> **EXERCISE TASK**:
Pictures in the listing should not be copied. Reproduce, word for word, each line from the one holding "Enumerate this screenshot's" through the final line.

--- start ITEMS ---

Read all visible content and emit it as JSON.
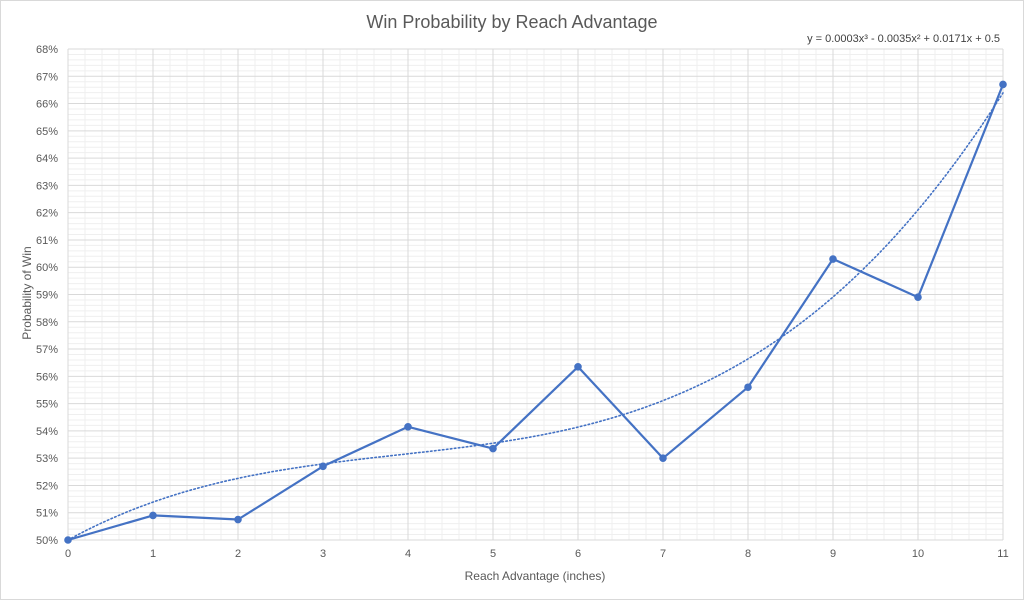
{
  "chart_data": {
    "type": "line",
    "title": "Win Probability by Reach Advantage",
    "xlabel": "Reach Advantage (inches)",
    "ylabel": "Probability of Win",
    "x": [
      0,
      1,
      2,
      3,
      4,
      5,
      6,
      7,
      8,
      9,
      10,
      11
    ],
    "x_ticks": [
      "0",
      "1",
      "2",
      "3",
      "4",
      "5",
      "6",
      "7",
      "8",
      "9",
      "10",
      "11"
    ],
    "xlim": [
      0,
      11
    ],
    "ylim": [
      0.5,
      0.68
    ],
    "y_ticks": [
      "50%",
      "51%",
      "52%",
      "53%",
      "54%",
      "55%",
      "56%",
      "57%",
      "58%",
      "59%",
      "60%",
      "61%",
      "62%",
      "63%",
      "64%",
      "65%",
      "66%",
      "67%",
      "68%"
    ],
    "series": [
      {
        "values": [
          0.5,
          0.509,
          0.5075,
          0.527,
          0.5415,
          0.5335,
          0.5635,
          0.53,
          0.556,
          0.603,
          0.589,
          0.667
        ],
        "color": "#4472C4",
        "markers": true
      }
    ],
    "trendline": {
      "type": "polynomial",
      "order": 3,
      "coefficients": [
        0.0003,
        -0.0035,
        0.0171,
        0.5
      ],
      "equation": "y = 0.0003x³ - 0.0035x² + 0.0171x + 0.5",
      "style": "dotted",
      "color": "#4472C4"
    },
    "grid": {
      "major": true,
      "minor": true,
      "major_color": "#d9d9d9",
      "minor_color": "#efefef"
    },
    "legend": "none"
  }
}
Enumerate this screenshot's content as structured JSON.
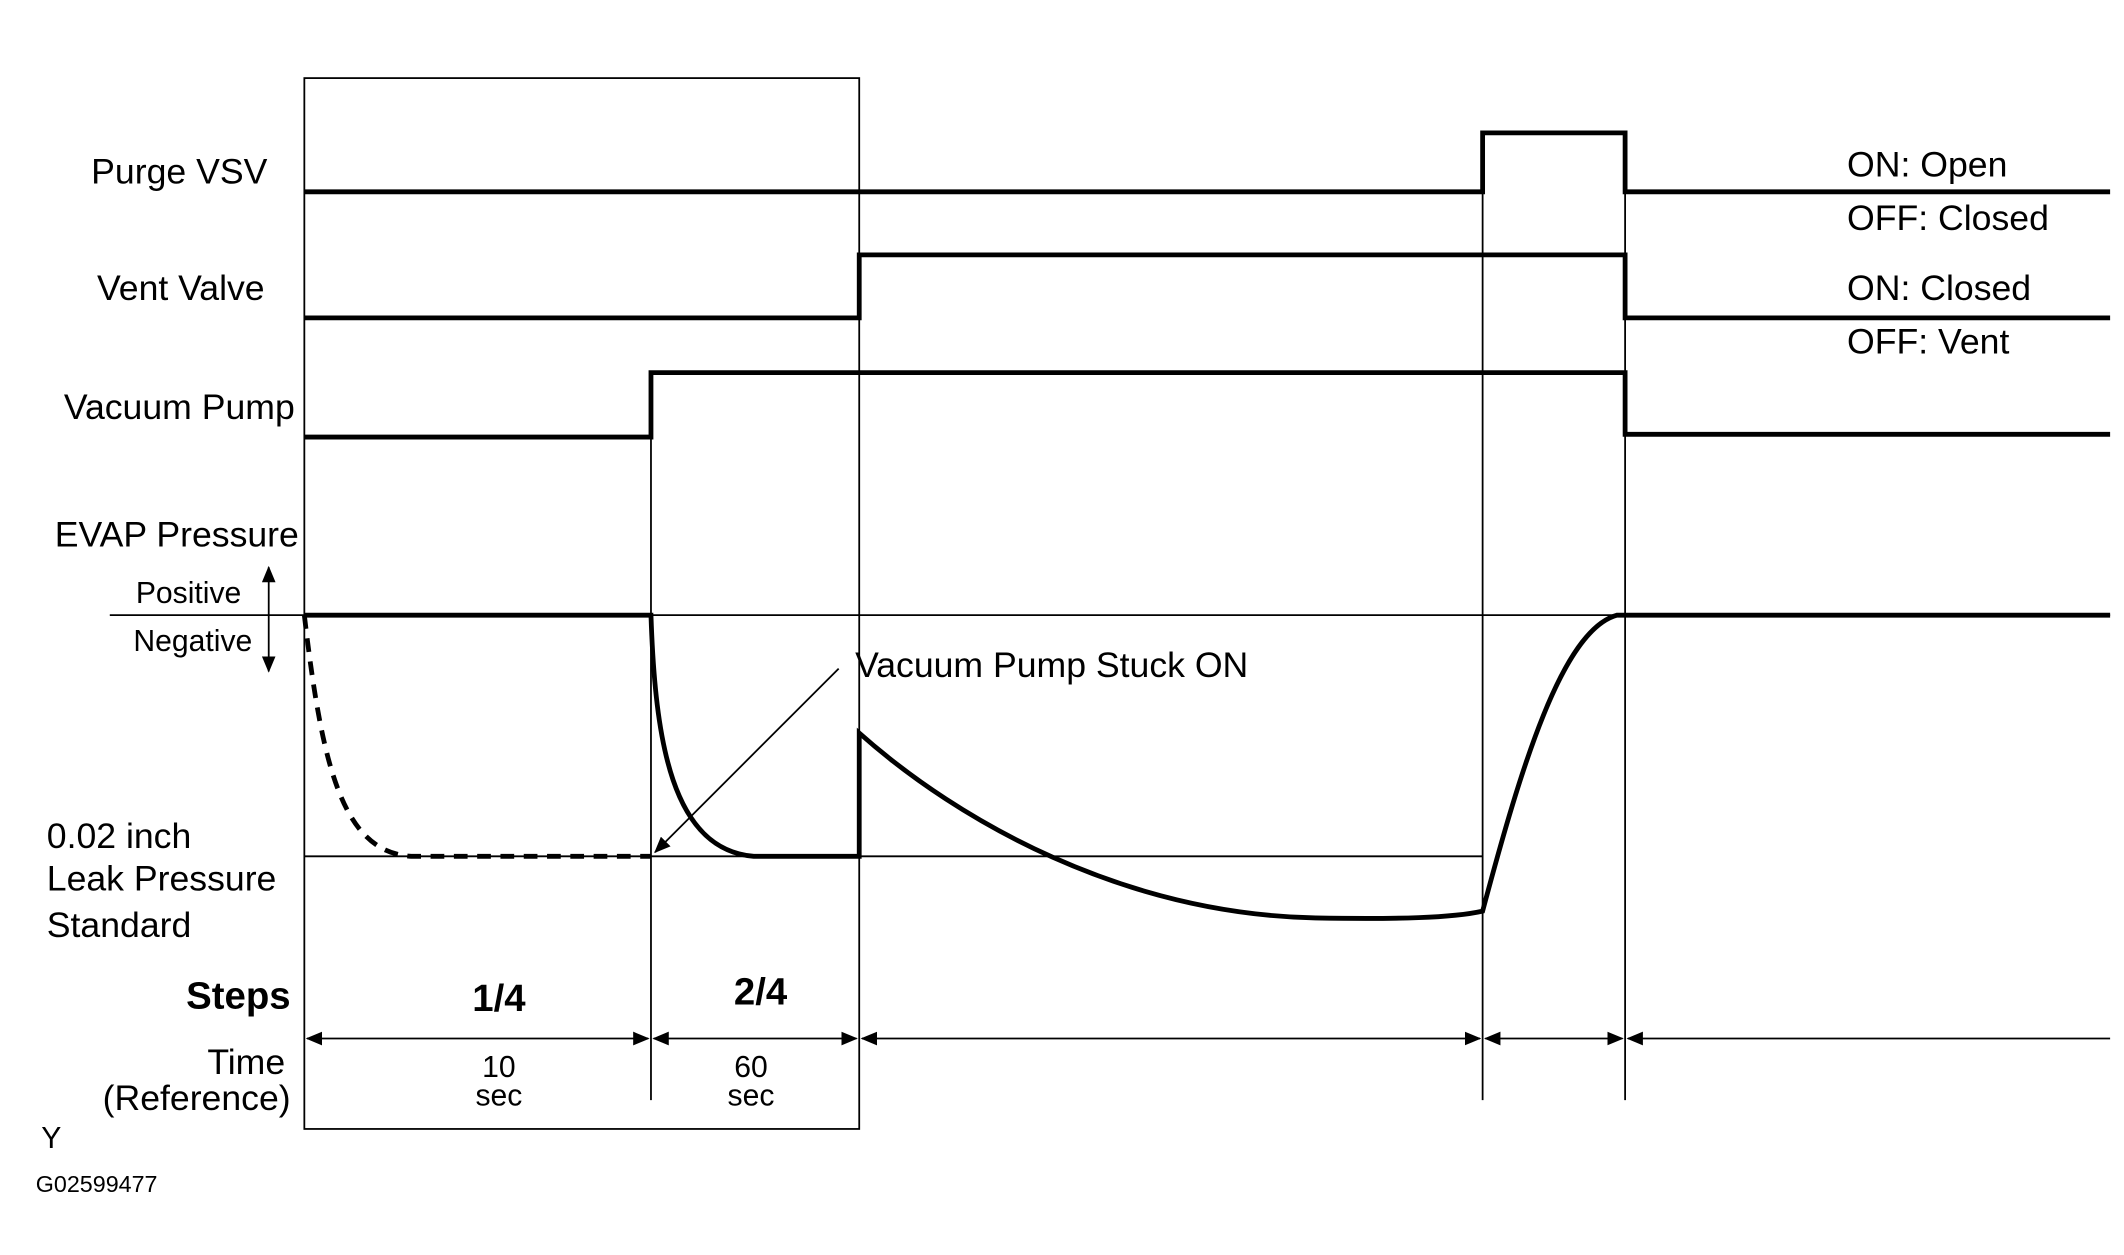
{
  "signals": [
    {
      "label": "Purge VSV",
      "on": "ON: Open",
      "off": "OFF: Closed"
    },
    {
      "label": "Vent Valve",
      "on": "ON: Closed",
      "off": "OFF: Vent"
    },
    {
      "label": "Vacuum Pump"
    },
    {
      "label": "EVAP Pressure",
      "positive": "Positive",
      "negative": "Negative"
    }
  ],
  "leak_standard": [
    "0.02 inch",
    "Leak Pressure",
    "Standard"
  ],
  "annotation": "Vacuum Pump Stuck ON",
  "steps": {
    "label": "Steps",
    "items": [
      "1/4",
      "2/4"
    ]
  },
  "time": {
    "label": [
      "Time",
      "(Reference)"
    ],
    "items": [
      [
        "10",
        "sec"
      ],
      [
        "60",
        "sec"
      ]
    ]
  },
  "corner_mark": "Y",
  "figure_id": "G02599477"
}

--- end ITEMS ---

> **FINAL ANSWER**:
Enumerate this screenshot's content as structured JSON.
{
  "signals": [
    {
      "label": "Purge VSV",
      "on": "ON: Open",
      "off": "OFF: Closed"
    },
    {
      "label": "Vent Valve",
      "on": "ON: Closed",
      "off": "OFF: Vent"
    },
    {
      "label": "Vacuum Pump"
    },
    {
      "label": "EVAP Pressure",
      "positive": "Positive",
      "negative": "Negative"
    }
  ],
  "leak_standard": [
    "0.02 inch",
    "Leak Pressure",
    "Standard"
  ],
  "annotation": "Vacuum Pump Stuck ON",
  "steps": {
    "label": "Steps",
    "items": [
      "1/4",
      "2/4"
    ]
  },
  "time": {
    "label": [
      "Time",
      "(Reference)"
    ],
    "items": [
      [
        "10",
        "sec"
      ],
      [
        "60",
        "sec"
      ]
    ]
  },
  "corner_mark": "Y",
  "figure_id": "G02599477"
}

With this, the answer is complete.